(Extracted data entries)

---

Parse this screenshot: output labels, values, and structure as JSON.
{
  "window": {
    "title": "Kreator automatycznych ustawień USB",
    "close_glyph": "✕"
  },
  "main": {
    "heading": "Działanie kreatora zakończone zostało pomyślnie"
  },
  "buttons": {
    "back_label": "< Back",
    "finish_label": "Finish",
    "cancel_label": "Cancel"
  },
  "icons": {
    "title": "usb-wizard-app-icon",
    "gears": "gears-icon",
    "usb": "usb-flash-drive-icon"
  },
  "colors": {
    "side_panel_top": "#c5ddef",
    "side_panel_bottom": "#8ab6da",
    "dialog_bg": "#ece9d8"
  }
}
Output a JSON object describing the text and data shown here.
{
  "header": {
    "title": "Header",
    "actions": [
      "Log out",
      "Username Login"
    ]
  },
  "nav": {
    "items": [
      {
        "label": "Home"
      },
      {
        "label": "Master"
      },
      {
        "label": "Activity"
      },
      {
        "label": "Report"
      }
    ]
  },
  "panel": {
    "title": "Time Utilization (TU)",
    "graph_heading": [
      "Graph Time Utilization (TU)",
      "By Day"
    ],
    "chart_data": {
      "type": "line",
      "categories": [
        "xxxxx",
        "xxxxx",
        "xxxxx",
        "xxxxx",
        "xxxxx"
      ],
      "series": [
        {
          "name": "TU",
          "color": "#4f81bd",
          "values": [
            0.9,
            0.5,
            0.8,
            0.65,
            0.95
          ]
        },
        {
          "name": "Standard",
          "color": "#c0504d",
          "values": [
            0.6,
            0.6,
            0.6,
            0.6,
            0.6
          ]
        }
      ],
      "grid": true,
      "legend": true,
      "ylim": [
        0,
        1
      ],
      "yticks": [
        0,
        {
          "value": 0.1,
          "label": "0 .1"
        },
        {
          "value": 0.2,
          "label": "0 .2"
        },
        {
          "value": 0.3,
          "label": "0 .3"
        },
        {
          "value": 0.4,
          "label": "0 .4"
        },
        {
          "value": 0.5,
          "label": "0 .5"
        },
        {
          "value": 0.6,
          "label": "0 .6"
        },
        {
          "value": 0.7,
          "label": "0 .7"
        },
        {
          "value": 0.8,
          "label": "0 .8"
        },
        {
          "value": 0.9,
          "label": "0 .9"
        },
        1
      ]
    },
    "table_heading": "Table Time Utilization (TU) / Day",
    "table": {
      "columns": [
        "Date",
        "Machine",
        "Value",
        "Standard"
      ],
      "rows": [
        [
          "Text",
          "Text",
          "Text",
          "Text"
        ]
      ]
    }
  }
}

---

**GIVEN EXERCISE**
Using the data above, return each line exactly as written.

**CORRECT RESPONSE**
Parse this screenshot: output labels, values, and structure as JSON.
{
  "window": {
    "title": "Kreator automatycznych ustawień USB",
    "close_glyph": "✕"
  },
  "main": {
    "heading": "Działanie kreatora zakończone zostało pomyślnie"
  },
  "buttons": {
    "back_label": "< Back",
    "finish_label": "Finish",
    "cancel_label": "Cancel"
  },
  "icons": {
    "title": "usb-wizard-app-icon",
    "gears": "gears-icon",
    "usb": "usb-flash-drive-icon"
  },
  "colors": {
    "side_panel_top": "#c5ddef",
    "side_panel_bottom": "#8ab6da",
    "dialog_bg": "#ece9d8"
  }
}
Output a JSON object describing the text and data shown here.
{
  "header": {
    "title": "Header",
    "actions": [
      "Log out",
      "Username Login"
    ]
  },
  "nav": {
    "items": [
      {
        "label": "Home"
      },
      {
        "label": "Master"
      },
      {
        "label": "Activity"
      },
      {
        "label": "Report"
      }
    ]
  },
  "panel": {
    "title": "Time Utilization (TU)",
    "graph_heading": [
      "Graph Time Utilization (TU)",
      "By Day"
    ],
    "chart_data": {
      "type": "line",
      "categories": [
        "xxxxx",
        "xxxxx",
        "xxxxx",
        "xxxxx",
        "xxxxx"
      ],
      "series": [
        {
          "name": "TU",
          "color": "#4f81bd",
          "values": [
            0.9,
            0.5,
            0.8,
            0.65,
            0.95
          ]
        },
        {
          "name": "Standard",
          "color": "#c0504d",
          "values": [
            0.6,
            0.6,
            0.6,
            0.6,
            0.6
          ]
        }
      ],
      "grid": true,
      "legend": true,
      "ylim": [
        0,
        1
      ],
      "yticks": [
        0,
        {
          "value": 0.1,
          "label": "0 .1"
        },
        {
          "value": 0.2,
          "label": "0 .2"
        },
        {
          "value": 0.3,
          "label": "0 .3"
        },
        {
          "value": 0.4,
          "label": "0 .4"
        },
        {
          "value": 0.5,
          "label": "0 .5"
        },
        {
          "value": 0.6,
          "label": "0 .6"
        },
        {
          "value": 0.7,
          "label": "0 .7"
        },
        {
          "value": 0.8,
          "label": "0 .8"
        },
        {
          "value": 0.9,
          "label": "0 .9"
        },
        1
      ]
    },
    "table_heading": "Table Time Utilization (TU) / Day",
    "table": {
      "columns": [
        "Date",
        "Machine",
        "Value",
        "Standard"
      ],
      "rows": [
        [
          "Text",
          "Text",
          "Text",
          "Text"
        ]
      ]
    }
  }
}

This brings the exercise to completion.